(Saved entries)
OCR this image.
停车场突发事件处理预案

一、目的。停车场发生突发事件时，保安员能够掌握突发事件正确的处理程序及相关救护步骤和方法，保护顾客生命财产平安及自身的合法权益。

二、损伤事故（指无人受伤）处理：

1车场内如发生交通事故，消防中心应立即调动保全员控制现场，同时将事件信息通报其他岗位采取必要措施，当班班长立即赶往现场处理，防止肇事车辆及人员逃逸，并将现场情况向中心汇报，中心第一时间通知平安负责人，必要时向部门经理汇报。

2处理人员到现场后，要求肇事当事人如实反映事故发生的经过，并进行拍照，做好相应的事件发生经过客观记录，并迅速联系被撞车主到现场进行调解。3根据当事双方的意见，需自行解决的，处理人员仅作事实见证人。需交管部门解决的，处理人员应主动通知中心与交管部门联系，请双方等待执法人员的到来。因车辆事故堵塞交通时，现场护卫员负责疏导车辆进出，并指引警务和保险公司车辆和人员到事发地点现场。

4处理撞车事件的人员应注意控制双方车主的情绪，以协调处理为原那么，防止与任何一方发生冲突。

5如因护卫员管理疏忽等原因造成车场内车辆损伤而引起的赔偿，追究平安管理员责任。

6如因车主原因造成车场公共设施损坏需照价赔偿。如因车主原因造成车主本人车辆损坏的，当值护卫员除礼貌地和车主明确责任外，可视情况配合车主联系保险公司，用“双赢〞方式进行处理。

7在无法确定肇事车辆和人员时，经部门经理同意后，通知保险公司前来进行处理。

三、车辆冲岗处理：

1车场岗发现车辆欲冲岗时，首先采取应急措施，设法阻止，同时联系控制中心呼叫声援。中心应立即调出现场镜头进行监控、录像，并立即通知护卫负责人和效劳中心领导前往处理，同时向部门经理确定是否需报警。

> _OBJECTIVE_
Repeat the data precisely, line by line.

> _THE ANSWER_
OCR this image.
停车场突发事件处理预案

一、目的。停车场发生突发事件时，保安员能够掌握突发事件正确的处理程序及相关救护步骤和方法，保护顾客生命财产平安及自身的合法权益。

二、损伤事故（指无人受伤）处理：

1车场内如发生交通事故，消防中心应立即调动保全员控制现场，同时将事件信息通报其他岗位采取必要措施，当班班长立即赶往现场处理，防止肇事车辆及人员逃逸，并将现场情况向中心汇报，中心第一时间通知平安负责人，必要时向部门经理汇报。

2处理人员到现场后，要求肇事当事人如实反映事故发生的经过，并进行拍照，做好相应的事件发生经过客观记录，并迅速联系被撞车主到现场进行调解。3根据当事双方的意见，需自行解决的，处理人员仅作事实见证人。需交管部门解决的，处理人员应主动通知中心与交管部门联系，请双方等待执法人员的到来。因车辆事故堵塞交通时，现场护卫员负责疏导车辆进出，并指引警务和保险公司车辆和人员到事发地点现场。

4处理撞车事件的人员应注意控制双方车主的情绪，以协调处理为原那么，防止与任何一方发生冲突。

5如因护卫员管理疏忽等原因造成车场内车辆损伤而引起的赔偿，追究平安管理员责任。

6如因车主原因造成车场公共设施损坏需照价赔偿。如因车主原因造成车主本人车辆损坏的，当值护卫员除礼貌地和车主明确责任外，可视情况配合车主联系保险公司，用“双赢〞方式进行处理。

7在无法确定肇事车辆和人员时，经部门经理同意后，通知保险公司前来进行处理。

三、车辆冲岗处理：

1车场岗发现车辆欲冲岗时，首先采取应急措施，设法阻止，同时联系控制中心呼叫声援。中心应立即调出现场镜头进行监控、录像，并立即通知护卫负责人和效劳中心领导前往处理，同时向部门经理确定是否需报警。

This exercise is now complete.